» **Set task**
Repeat each entry exactly and drop the pictures.
──────────
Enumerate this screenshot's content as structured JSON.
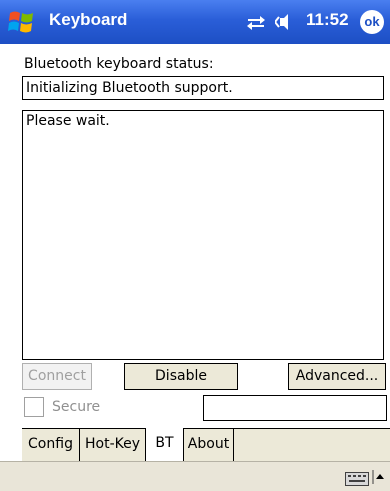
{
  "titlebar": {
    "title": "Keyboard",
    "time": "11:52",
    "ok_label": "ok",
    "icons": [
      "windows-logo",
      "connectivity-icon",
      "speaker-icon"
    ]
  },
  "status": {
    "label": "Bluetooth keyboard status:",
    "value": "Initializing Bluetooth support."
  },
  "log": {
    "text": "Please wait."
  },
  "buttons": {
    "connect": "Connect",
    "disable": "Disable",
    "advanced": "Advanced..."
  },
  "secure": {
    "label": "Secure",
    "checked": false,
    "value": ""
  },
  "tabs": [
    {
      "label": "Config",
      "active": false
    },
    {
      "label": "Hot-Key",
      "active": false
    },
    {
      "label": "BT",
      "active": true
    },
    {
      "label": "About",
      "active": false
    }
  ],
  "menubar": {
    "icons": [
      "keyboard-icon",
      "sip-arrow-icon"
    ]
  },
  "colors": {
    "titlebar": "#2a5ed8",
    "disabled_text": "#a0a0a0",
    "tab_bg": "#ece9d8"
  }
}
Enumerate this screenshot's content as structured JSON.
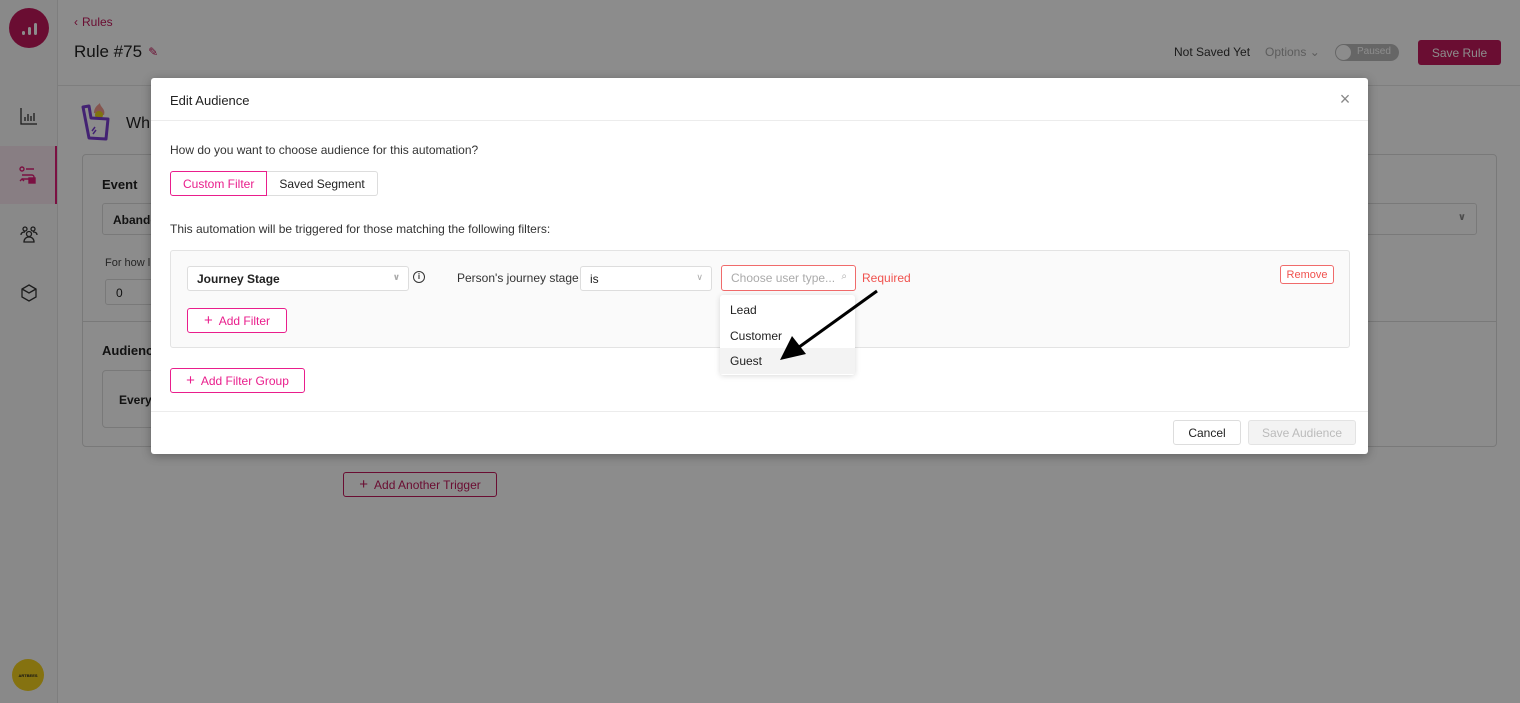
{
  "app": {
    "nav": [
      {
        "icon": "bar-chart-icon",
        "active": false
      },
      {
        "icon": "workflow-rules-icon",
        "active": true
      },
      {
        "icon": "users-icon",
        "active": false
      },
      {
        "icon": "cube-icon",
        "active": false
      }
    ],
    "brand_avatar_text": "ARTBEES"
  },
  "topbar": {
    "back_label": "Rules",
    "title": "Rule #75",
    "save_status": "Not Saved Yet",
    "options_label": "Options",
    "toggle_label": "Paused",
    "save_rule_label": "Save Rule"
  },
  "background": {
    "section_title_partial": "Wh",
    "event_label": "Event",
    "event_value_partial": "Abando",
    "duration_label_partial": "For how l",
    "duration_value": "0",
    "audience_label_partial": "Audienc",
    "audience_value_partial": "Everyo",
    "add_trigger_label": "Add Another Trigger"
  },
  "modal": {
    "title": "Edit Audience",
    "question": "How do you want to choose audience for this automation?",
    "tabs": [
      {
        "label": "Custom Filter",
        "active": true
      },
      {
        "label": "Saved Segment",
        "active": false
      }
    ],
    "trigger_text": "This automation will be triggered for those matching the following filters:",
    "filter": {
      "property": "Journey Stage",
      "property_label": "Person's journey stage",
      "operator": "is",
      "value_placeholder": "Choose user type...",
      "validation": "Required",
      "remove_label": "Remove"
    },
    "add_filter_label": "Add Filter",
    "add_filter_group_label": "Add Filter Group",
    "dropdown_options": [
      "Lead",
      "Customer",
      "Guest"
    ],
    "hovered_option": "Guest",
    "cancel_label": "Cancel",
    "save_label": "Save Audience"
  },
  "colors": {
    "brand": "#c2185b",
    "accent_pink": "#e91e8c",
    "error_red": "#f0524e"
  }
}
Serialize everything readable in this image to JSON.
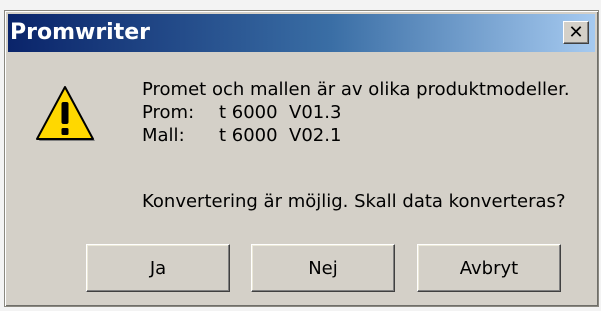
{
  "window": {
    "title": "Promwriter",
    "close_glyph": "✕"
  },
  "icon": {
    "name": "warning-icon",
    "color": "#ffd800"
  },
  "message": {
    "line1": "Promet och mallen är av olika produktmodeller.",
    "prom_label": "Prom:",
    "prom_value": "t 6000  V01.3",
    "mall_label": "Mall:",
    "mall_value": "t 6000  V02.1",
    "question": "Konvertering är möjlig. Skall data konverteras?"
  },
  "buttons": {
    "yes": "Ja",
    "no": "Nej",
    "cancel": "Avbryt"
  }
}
──────────
» **Solution to this task**
Enumerate this screenshot's content as structured JSON.
{
  "titlebar": {
    "title": "Keyboard",
    "time": "11:52",
    "ok_label": "ok",
    "icons": [
      "windows-logo",
      "connectivity-icon",
      "speaker-icon"
    ]
  },
  "status": {
    "label": "Bluetooth keyboard status:",
    "value": "Initializing Bluetooth support."
  },
  "log": {
    "text": "Please wait."
  },
  "buttons": {
    "connect": "Connect",
    "disable": "Disable",
    "advanced": "Advanced..."
  },
  "secure": {
    "label": "Secure",
    "checked": false,
    "value": ""
  },
  "tabs": [
    {
      "label": "Config",
      "active": false
    },
    {
      "label": "Hot-Key",
      "active": false
    },
    {
      "label": "BT",
      "active": true
    },
    {
      "label": "About",
      "active": false
    }
  ],
  "menubar": {
    "icons": [
      "keyboard-icon",
      "sip-arrow-icon"
    ]
  },
  "colors": {
    "titlebar": "#2a5ed8",
    "disabled_text": "#a0a0a0",
    "tab_bg": "#ece9d8"
  }
}
Enumerate this screenshot's content as structured JSON.
{
  "app": {
    "nav": [
      {
        "icon": "bar-chart-icon",
        "active": false
      },
      {
        "icon": "workflow-rules-icon",
        "active": true
      },
      {
        "icon": "users-icon",
        "active": false
      },
      {
        "icon": "cube-icon",
        "active": false
      }
    ],
    "brand_avatar_text": "ARTBEES"
  },
  "topbar": {
    "back_label": "Rules",
    "title": "Rule #75",
    "save_status": "Not Saved Yet",
    "options_label": "Options",
    "toggle_label": "Paused",
    "save_rule_label": "Save Rule"
  },
  "background": {
    "section_title_partial": "Wh",
    "event_label": "Event",
    "event_value_partial": "Abando",
    "duration_label_partial": "For how l",
    "duration_value": "0",
    "audience_label_partial": "Audienc",
    "audience_value_partial": "Everyo",
    "add_trigger_label": "Add Another Trigger"
  },
  "modal": {
    "title": "Edit Audience",
    "question": "How do you want to choose audience for this automation?",
    "tabs": [
      {
        "label": "Custom Filter",
        "active": true
      },
      {
        "label": "Saved Segment",
        "active": false
      }
    ],
    "trigger_text": "This automation will be triggered for those matching the following filters:",
    "filter": {
      "property": "Journey Stage",
      "property_label": "Person's journey stage",
      "operator": "is",
      "value_placeholder": "Choose user type...",
      "validation": "Required",
      "remove_label": "Remove"
    },
    "add_filter_label": "Add Filter",
    "add_filter_group_label": "Add Filter Group",
    "dropdown_options": [
      "Lead",
      "Customer",
      "Guest"
    ],
    "hovered_option": "Guest",
    "cancel_label": "Cancel",
    "save_label": "Save Audience"
  },
  "colors": {
    "brand": "#c2185b",
    "accent_pink": "#e91e8c",
    "error_red": "#f0524e"
  }
}
Serialize everything readable in this image to JSON.
{
  "window": {
    "title": "Promwriter",
    "close_glyph": "✕"
  },
  "icon": {
    "name": "warning-icon",
    "color": "#ffd800"
  },
  "message": {
    "line1": "Promet och mallen är av olika produktmodeller.",
    "prom_label": "Prom:",
    "prom_value": "t 6000  V01.3",
    "mall_label": "Mall:",
    "mall_value": "t 6000  V02.1",
    "question": "Konvertering är möjlig. Skall data konverteras?"
  },
  "buttons": {
    "yes": "Ja",
    "no": "Nej",
    "cancel": "Avbryt"
  }
}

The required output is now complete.